EXERCISE TASK -> State the number of lines that contain the word "современной", and add nothing else.

RECORDS ->
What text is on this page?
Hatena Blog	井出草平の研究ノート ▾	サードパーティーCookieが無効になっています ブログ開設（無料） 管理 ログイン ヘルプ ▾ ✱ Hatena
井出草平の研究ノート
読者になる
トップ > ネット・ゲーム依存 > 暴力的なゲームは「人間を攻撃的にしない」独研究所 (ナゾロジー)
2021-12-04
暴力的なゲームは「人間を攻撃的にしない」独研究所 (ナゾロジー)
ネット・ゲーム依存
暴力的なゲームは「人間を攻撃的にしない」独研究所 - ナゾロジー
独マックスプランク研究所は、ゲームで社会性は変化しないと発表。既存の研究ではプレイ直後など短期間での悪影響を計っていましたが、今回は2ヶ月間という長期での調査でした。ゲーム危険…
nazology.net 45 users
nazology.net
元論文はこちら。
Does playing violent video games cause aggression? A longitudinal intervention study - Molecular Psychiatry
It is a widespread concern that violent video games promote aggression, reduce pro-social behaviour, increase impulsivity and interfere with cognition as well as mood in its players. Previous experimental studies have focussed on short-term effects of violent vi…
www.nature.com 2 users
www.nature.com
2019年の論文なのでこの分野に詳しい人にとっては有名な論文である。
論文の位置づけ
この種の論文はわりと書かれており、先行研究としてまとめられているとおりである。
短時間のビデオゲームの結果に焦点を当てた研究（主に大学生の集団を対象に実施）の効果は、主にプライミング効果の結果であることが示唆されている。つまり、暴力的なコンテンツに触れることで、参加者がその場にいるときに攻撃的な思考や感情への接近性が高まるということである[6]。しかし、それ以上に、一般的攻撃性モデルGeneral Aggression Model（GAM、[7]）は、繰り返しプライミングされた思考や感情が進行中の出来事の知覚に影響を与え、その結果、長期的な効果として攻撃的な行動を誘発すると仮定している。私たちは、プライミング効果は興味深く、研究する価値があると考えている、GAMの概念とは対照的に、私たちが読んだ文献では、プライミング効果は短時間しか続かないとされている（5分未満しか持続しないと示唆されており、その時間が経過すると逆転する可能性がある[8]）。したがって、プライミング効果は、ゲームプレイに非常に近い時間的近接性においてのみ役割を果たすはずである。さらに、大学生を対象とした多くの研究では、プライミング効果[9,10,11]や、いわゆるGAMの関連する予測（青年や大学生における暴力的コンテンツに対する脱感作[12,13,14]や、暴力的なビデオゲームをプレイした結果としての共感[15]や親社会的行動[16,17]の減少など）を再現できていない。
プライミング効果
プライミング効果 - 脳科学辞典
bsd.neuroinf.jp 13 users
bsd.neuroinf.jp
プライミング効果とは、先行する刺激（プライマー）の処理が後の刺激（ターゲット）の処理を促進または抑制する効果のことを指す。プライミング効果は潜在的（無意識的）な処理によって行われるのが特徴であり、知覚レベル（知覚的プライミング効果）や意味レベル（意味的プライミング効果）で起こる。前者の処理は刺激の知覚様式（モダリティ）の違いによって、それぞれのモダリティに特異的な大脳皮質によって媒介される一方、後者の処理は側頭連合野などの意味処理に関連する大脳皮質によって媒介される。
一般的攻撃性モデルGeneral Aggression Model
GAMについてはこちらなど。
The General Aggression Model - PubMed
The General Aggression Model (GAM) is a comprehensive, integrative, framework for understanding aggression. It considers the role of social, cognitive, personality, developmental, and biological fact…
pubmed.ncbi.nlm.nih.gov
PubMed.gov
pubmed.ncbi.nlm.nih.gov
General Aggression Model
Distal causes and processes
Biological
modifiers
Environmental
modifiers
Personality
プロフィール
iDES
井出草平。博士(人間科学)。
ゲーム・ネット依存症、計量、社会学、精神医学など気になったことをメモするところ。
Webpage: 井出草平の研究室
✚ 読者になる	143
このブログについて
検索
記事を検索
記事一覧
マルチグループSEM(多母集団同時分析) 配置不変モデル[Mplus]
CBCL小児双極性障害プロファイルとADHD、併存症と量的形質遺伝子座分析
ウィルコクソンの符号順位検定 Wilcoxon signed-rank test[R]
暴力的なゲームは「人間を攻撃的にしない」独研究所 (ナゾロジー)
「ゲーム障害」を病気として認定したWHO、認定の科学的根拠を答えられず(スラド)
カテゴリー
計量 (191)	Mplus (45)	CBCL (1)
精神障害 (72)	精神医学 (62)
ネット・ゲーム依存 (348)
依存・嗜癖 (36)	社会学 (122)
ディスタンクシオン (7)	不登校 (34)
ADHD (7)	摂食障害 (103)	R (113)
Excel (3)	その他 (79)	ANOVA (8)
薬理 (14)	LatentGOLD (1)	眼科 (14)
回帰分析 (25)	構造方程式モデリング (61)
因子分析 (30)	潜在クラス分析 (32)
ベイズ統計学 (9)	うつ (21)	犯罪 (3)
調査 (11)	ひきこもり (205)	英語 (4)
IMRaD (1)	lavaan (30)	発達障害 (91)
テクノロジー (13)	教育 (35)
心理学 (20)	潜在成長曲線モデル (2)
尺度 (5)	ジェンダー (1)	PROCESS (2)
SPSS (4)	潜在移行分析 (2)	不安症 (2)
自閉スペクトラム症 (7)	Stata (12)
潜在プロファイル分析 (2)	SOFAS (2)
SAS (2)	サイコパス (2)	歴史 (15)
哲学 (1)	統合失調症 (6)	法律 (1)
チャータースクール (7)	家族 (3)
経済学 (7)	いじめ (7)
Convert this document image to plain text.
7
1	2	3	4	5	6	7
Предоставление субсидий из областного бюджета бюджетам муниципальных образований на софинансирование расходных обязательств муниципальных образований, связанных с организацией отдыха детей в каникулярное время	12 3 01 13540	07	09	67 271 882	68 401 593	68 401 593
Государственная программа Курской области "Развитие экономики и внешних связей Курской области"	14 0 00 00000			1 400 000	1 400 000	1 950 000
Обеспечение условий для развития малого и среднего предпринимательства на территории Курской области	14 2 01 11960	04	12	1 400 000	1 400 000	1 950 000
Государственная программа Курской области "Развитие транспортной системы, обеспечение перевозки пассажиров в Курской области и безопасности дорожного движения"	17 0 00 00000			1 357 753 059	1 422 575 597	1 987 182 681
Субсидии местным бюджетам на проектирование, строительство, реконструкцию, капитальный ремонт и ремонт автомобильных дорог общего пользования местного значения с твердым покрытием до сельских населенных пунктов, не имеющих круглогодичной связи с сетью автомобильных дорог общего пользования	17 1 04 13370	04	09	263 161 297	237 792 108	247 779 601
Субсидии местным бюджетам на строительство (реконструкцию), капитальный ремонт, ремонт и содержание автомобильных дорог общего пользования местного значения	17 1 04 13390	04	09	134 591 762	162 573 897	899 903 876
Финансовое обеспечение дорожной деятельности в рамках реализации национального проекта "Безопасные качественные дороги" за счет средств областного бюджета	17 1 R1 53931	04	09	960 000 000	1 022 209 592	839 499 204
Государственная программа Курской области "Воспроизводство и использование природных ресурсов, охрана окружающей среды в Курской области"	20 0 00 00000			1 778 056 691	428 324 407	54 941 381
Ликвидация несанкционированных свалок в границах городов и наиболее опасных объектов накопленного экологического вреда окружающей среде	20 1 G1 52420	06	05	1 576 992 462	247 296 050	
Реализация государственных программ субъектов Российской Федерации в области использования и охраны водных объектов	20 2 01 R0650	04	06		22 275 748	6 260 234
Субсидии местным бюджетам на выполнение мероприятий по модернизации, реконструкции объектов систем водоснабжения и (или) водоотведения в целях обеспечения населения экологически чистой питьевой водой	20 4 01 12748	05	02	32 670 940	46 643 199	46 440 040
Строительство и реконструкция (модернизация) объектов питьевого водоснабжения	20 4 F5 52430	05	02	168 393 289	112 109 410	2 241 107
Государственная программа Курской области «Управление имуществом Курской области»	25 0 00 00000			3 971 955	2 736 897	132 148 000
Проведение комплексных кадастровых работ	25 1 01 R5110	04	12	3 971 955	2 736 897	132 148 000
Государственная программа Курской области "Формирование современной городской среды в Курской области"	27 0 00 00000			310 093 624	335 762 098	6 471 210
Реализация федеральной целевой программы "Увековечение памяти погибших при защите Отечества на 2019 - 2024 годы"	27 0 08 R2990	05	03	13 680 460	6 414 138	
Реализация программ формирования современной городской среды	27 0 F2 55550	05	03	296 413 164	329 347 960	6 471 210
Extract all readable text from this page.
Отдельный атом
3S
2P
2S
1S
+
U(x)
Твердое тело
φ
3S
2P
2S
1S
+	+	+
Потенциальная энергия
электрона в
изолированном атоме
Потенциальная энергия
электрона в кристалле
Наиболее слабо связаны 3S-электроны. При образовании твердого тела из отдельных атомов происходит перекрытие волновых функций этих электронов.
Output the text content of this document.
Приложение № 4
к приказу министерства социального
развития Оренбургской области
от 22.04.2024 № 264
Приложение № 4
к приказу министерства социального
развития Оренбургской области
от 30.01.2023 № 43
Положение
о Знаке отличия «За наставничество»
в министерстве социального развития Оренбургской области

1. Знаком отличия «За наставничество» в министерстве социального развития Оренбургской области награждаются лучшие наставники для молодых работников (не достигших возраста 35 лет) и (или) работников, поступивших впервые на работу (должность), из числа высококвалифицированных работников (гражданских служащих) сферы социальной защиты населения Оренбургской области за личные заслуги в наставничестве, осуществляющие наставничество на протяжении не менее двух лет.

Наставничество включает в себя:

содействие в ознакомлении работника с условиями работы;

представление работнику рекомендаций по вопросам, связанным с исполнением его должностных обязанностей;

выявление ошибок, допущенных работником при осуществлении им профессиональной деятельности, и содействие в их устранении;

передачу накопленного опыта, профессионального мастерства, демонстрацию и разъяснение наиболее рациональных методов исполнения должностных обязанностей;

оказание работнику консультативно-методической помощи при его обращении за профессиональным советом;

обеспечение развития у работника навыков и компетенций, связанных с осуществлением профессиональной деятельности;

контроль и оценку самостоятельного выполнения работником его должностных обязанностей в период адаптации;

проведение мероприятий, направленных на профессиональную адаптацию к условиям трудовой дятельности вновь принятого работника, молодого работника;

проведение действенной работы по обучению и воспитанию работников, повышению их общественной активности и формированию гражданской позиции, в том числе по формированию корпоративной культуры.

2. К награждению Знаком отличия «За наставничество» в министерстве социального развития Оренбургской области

EXERCISE OUTPUT -> 2